### Task prompt
Give the data below again, word for word.

### Information given

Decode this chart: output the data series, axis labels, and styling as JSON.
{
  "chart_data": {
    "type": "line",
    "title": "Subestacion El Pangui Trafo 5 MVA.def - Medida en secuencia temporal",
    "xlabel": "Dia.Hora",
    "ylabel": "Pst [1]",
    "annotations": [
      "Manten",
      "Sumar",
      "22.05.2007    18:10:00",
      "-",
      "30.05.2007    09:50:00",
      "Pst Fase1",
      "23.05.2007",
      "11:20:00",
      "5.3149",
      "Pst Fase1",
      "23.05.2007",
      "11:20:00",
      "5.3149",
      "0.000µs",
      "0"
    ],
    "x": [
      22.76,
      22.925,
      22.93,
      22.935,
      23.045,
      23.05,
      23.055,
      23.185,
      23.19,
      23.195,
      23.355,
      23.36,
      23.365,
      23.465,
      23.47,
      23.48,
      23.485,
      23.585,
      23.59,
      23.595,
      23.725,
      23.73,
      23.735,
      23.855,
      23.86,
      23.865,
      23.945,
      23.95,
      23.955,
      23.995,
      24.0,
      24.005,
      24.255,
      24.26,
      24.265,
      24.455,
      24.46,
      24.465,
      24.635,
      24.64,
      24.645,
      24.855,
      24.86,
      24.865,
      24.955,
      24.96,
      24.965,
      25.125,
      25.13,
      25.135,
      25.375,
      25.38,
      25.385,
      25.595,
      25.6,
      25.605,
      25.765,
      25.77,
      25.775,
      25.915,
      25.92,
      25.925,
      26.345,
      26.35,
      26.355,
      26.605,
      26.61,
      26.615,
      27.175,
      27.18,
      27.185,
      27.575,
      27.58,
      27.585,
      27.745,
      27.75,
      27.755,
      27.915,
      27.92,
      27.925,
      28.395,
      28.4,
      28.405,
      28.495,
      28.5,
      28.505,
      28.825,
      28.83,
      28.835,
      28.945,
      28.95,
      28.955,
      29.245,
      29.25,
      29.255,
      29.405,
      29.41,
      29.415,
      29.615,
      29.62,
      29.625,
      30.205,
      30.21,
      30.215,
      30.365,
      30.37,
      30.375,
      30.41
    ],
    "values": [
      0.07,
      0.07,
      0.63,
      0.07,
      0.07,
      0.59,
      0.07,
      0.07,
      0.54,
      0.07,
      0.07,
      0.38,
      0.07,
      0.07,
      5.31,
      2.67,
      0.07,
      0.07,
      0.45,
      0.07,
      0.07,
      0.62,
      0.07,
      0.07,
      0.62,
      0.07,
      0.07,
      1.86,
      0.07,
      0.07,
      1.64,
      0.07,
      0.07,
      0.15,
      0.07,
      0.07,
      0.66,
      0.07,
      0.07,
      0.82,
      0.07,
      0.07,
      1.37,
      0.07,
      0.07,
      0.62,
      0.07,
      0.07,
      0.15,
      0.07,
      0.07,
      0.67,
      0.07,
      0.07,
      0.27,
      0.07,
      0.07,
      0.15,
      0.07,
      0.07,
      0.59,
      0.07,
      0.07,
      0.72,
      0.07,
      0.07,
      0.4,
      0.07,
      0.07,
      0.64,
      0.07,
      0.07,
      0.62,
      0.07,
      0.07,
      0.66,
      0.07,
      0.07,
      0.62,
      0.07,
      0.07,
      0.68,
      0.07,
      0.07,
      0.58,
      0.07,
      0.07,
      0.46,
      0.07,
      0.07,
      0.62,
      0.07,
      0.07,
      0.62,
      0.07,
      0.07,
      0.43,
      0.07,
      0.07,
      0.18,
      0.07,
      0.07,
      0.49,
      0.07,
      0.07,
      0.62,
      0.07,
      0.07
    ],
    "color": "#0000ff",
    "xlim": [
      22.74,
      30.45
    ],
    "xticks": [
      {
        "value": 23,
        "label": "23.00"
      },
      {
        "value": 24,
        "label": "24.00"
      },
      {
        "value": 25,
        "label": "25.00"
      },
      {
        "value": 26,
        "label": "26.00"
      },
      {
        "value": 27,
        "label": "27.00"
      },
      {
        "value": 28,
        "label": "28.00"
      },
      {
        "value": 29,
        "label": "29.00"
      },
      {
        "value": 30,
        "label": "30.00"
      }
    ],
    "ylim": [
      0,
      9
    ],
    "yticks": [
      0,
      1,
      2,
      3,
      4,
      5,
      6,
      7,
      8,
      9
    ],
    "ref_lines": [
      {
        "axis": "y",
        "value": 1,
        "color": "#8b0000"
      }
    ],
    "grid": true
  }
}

### Solution
Decode this chart: output the data series, axis labels, and styling as JSON.
{
  "chart_data": {
    "type": "line",
    "title": "Subestacion El Pangui Trafo 5 MVA.def - Medida en secuencia temporal",
    "xlabel": "Dia.Hora",
    "ylabel": "Pst [1]",
    "annotations": [
      "Manten",
      "Sumar",
      "22.05.2007    18:10:00",
      "-",
      "30.05.2007    09:50:00",
      "Pst Fase1",
      "23.05.2007",
      "11:20:00",
      "5.3149",
      "Pst Fase1",
      "23.05.2007",
      "11:20:00",
      "5.3149",
      "0.000µs",
      "0"
    ],
    "x": [
      22.76,
      22.925,
      22.93,
      22.935,
      23.045,
      23.05,
      23.055,
      23.185,
      23.19,
      23.195,
      23.355,
      23.36,
      23.365,
      23.465,
      23.47,
      23.48,
      23.485,
      23.585,
      23.59,
      23.595,
      23.725,
      23.73,
      23.735,
      23.855,
      23.86,
      23.865,
      23.945,
      23.95,
      23.955,
      23.995,
      24.0,
      24.005,
      24.255,
      24.26,
      24.265,
      24.455,
      24.46,
      24.465,
      24.635,
      24.64,
      24.645,
      24.855,
      24.86,
      24.865,
      24.955,
      24.96,
      24.965,
      25.125,
      25.13,
      25.135,
      25.375,
      25.38,
      25.385,
      25.595,
      25.6,
      25.605,
      25.765,
      25.77,
      25.775,
      25.915,
      25.92,
      25.925,
      26.345,
      26.35,
      26.355,
      26.605,
      26.61,
      26.615,
      27.175,
      27.18,
      27.185,
      27.575,
      27.58,
      27.585,
      27.745,
      27.75,
      27.755,
      27.915,
      27.92,
      27.925,
      28.395,
      28.4,
      28.405,
      28.495,
      28.5,
      28.505,
      28.825,
      28.83,
      28.835,
      28.945,
      28.95,
      28.955,
      29.245,
      29.25,
      29.255,
      29.405,
      29.41,
      29.415,
      29.615,
      29.62,
      29.625,
      30.205,
      30.21,
      30.215,
      30.365,
      30.37,
      30.375,
      30.41
    ],
    "values": [
      0.07,
      0.07,
      0.63,
      0.07,
      0.07,
      0.59,
      0.07,
      0.07,
      0.54,
      0.07,
      0.07,
      0.38,
      0.07,
      0.07,
      5.31,
      2.67,
      0.07,
      0.07,
      0.45,
      0.07,
      0.07,
      0.62,
      0.07,
      0.07,
      0.62,
      0.07,
      0.07,
      1.86,
      0.07,
      0.07,
      1.64,
      0.07,
      0.07,
      0.15,
      0.07,
      0.07,
      0.66,
      0.07,
      0.07,
      0.82,
      0.07,
      0.07,
      1.37,
      0.07,
      0.07,
      0.62,
      0.07,
      0.07,
      0.15,
      0.07,
      0.07,
      0.67,
      0.07,
      0.07,
      0.27,
      0.07,
      0.07,
      0.15,
      0.07,
      0.07,
      0.59,
      0.07,
      0.07,
      0.72,
      0.07,
      0.07,
      0.4,
      0.07,
      0.07,
      0.64,
      0.07,
      0.07,
      0.62,
      0.07,
      0.07,
      0.66,
      0.07,
      0.07,
      0.62,
      0.07,
      0.07,
      0.68,
      0.07,
      0.07,
      0.58,
      0.07,
      0.07,
      0.46,
      0.07,
      0.07,
      0.62,
      0.07,
      0.07,
      0.62,
      0.07,
      0.07,
      0.43,
      0.07,
      0.07,
      0.18,
      0.07,
      0.07,
      0.49,
      0.07,
      0.07,
      0.62,
      0.07,
      0.07
    ],
    "color": "#0000ff",
    "xlim": [
      22.74,
      30.45
    ],
    "xticks": [
      {
        "value": 23,
        "label": "23.00"
      },
      {
        "value": 24,
        "label": "24.00"
      },
      {
        "value": 25,
        "label": "25.00"
      },
      {
        "value": 26,
        "label": "26.00"
      },
      {
        "value": 27,
        "label": "27.00"
      },
      {
        "value": 28,
        "label": "28.00"
      },
      {
        "value": 29,
        "label": "29.00"
      },
      {
        "value": 30,
        "label": "30.00"
      }
    ],
    "ylim": [
      0,
      9
    ],
    "yticks": [
      0,
      1,
      2,
      3,
      4,
      5,
      6,
      7,
      8,
      9
    ],
    "ref_lines": [
      {
        "axis": "y",
        "value": 1,
        "color": "#8b0000"
      }
    ],
    "grid": true
  }
}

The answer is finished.